▶ _What to produce_:
Would you transcribe the listing that follows, character for character, and omit its images?
:: Records provided
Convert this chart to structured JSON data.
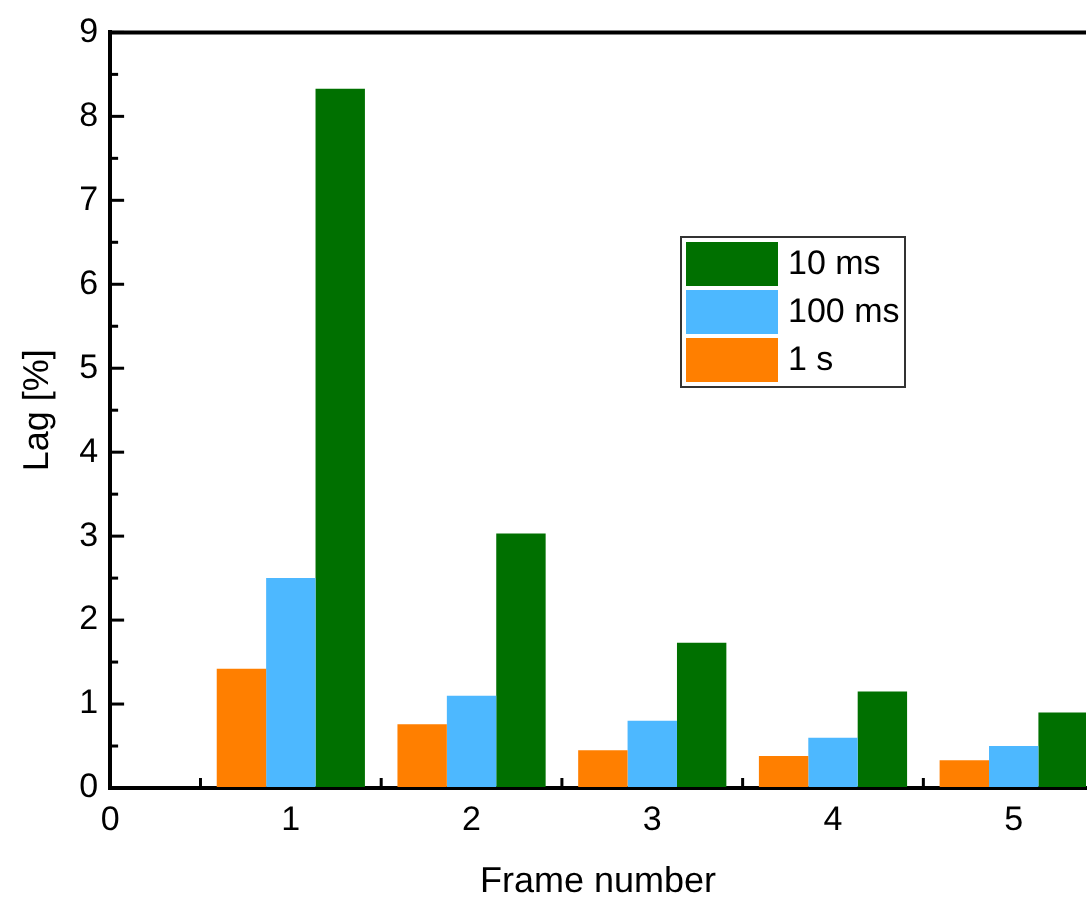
{
  "chart_data": {
    "type": "bar",
    "xlabel": "Frame number",
    "ylabel": "Lag [%]",
    "x": [
      1,
      2,
      3,
      4,
      5
    ],
    "series": [
      {
        "name": "1 s",
        "color": "#ff7f00",
        "values": [
          1.42,
          0.76,
          0.45,
          0.38,
          0.33
        ]
      },
      {
        "name": "100 ms",
        "color": "#4db8ff",
        "values": [
          2.5,
          1.1,
          0.8,
          0.6,
          0.5
        ]
      },
      {
        "name": "10 ms",
        "color": "#007000",
        "values": [
          8.33,
          3.03,
          1.73,
          1.15,
          0.9
        ]
      }
    ],
    "xlim": [
      0,
      5.4
    ],
    "xticks": [
      0,
      {
        "value": 0.5,
        "label": null
      },
      1,
      {
        "value": 1.5,
        "label": null
      },
      2,
      {
        "value": 2.5,
        "label": null
      },
      3,
      {
        "value": 3.5,
        "label": null
      },
      4,
      {
        "value": 4.5,
        "label": null
      },
      5
    ],
    "ylim": [
      0,
      9
    ],
    "yticks": [
      0,
      {
        "value": 0.5,
        "label": null
      },
      1,
      {
        "value": 1.5,
        "label": null
      },
      2,
      {
        "value": 2.5,
        "label": null
      },
      3,
      {
        "value": 3.5,
        "label": null
      },
      4,
      {
        "value": 4.5,
        "label": null
      },
      5,
      {
        "value": 5.5,
        "label": null
      },
      6,
      {
        "value": 6.5,
        "label": null
      },
      7,
      {
        "value": 7.5,
        "label": null
      },
      8,
      {
        "value": 8.5,
        "label": null
      },
      9
    ],
    "grid": false,
    "legend": "right"
  }
}
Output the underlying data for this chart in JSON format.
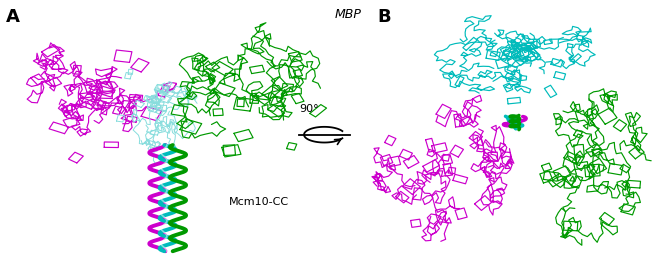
{
  "panel_a_label": "A",
  "panel_b_label": "B",
  "mbp_label": "MBP",
  "cc_label": "Mcm10-CC",
  "rotation_label": "90°",
  "colors": {
    "magenta": "#CC00CC",
    "cyan": "#00BBBB",
    "green": "#009900",
    "light_cyan": "#88DDDD",
    "white": "#FFFFFF",
    "black": "#000000",
    "gray": "#AAAAAA"
  },
  "background": "#FFFFFF",
  "figsize": [
    6.64,
    2.59
  ],
  "dpi": 100
}
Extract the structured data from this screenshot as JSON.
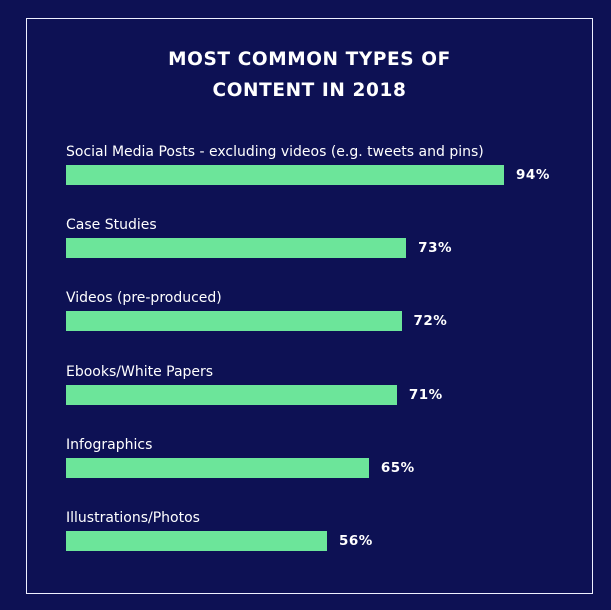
{
  "chart_data": {
    "type": "bar",
    "orientation": "horizontal",
    "title": "MOST COMMON TYPES OF CONTENT IN 2018",
    "title_lines": [
      "MOST COMMON TYPES OF",
      "CONTENT IN 2018"
    ],
    "categories": [
      "Social Media Posts - excluding videos (e.g. tweets and pins)",
      "Case Studies",
      "Videos (pre-produced)",
      "Ebooks/White Papers",
      "Infographics",
      "Illustrations/Photos"
    ],
    "values": [
      94,
      73,
      72,
      71,
      65,
      56
    ],
    "value_labels": [
      "94%",
      "73%",
      "72%",
      "71%",
      "65%",
      "56%"
    ],
    "unit": "%",
    "xlim": [
      0,
      100
    ],
    "grid": false,
    "legend": "none"
  },
  "colors": {
    "background": "#0d1154",
    "bar": "#6ce59a",
    "text": "#ffffff",
    "frame": "#eef0ff"
  }
}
::::
▶ _Written solution_:
Convert this chart to structured JSON data.
{
  "chart_data": {
    "type": "bar",
    "xlabel": "Frame number",
    "ylabel": "Lag [%]",
    "x": [
      1,
      2,
      3,
      4,
      5
    ],
    "series": [
      {
        "name": "1 s",
        "color": "#ff7f00",
        "values": [
          1.42,
          0.76,
          0.45,
          0.38,
          0.33
        ]
      },
      {
        "name": "100 ms",
        "color": "#4db8ff",
        "values": [
          2.5,
          1.1,
          0.8,
          0.6,
          0.5
        ]
      },
      {
        "name": "10 ms",
        "color": "#007000",
        "values": [
          8.33,
          3.03,
          1.73,
          1.15,
          0.9
        ]
      }
    ],
    "xlim": [
      0,
      5.4
    ],
    "xticks": [
      0,
      {
        "value": 0.5,
        "label": null
      },
      1,
      {
        "value": 1.5,
        "label": null
      },
      2,
      {
        "value": 2.5,
        "label": null
      },
      3,
      {
        "value": 3.5,
        "label": null
      },
      4,
      {
        "value": 4.5,
        "label": null
      },
      5
    ],
    "ylim": [
      0,
      9
    ],
    "yticks": [
      0,
      {
        "value": 0.5,
        "label": null
      },
      1,
      {
        "value": 1.5,
        "label": null
      },
      2,
      {
        "value": 2.5,
        "label": null
      },
      3,
      {
        "value": 3.5,
        "label": null
      },
      4,
      {
        "value": 4.5,
        "label": null
      },
      5,
      {
        "value": 5.5,
        "label": null
      },
      6,
      {
        "value": 6.5,
        "label": null
      },
      7,
      {
        "value": 7.5,
        "label": null
      },
      8,
      {
        "value": 8.5,
        "label": null
      },
      9
    ],
    "grid": false,
    "legend": "right"
  }
}
Output the underlying data for this chart in JSON format.
{
  "panel_a_label": "A",
  "panel_b_label": "B",
  "mbp_label": "MBP",
  "cc_label": "Mcm10-CC",
  "rotation_label": "90°",
  "colors": {
    "magenta": "#CC00CC",
    "cyan": "#00BBBB",
    "green": "#009900",
    "light_cyan": "#88DDDD",
    "white": "#FFFFFF",
    "black": "#000000",
    "gray": "#AAAAAA"
  },
  "background": "#FFFFFF",
  "figsize": [
    6.64,
    2.59
  ],
  "dpi": 100
}
Extract the structured data from this screenshot as JSON.
{
  "chart_data": {
    "type": "bar",
    "orientation": "horizontal",
    "title": "MOST COMMON TYPES OF CONTENT IN 2018",
    "title_lines": [
      "MOST COMMON TYPES OF",
      "CONTENT IN 2018"
    ],
    "categories": [
      "Social Media Posts - excluding videos (e.g. tweets and pins)",
      "Case Studies",
      "Videos (pre-produced)",
      "Ebooks/White Papers",
      "Infographics",
      "Illustrations/Photos"
    ],
    "values": [
      94,
      73,
      72,
      71,
      65,
      56
    ],
    "value_labels": [
      "94%",
      "73%",
      "72%",
      "71%",
      "65%",
      "56%"
    ],
    "unit": "%",
    "xlim": [
      0,
      100
    ],
    "grid": false,
    "legend": "none"
  },
  "colors": {
    "background": "#0d1154",
    "bar": "#6ce59a",
    "text": "#ffffff",
    "frame": "#eef0ff"
  }
}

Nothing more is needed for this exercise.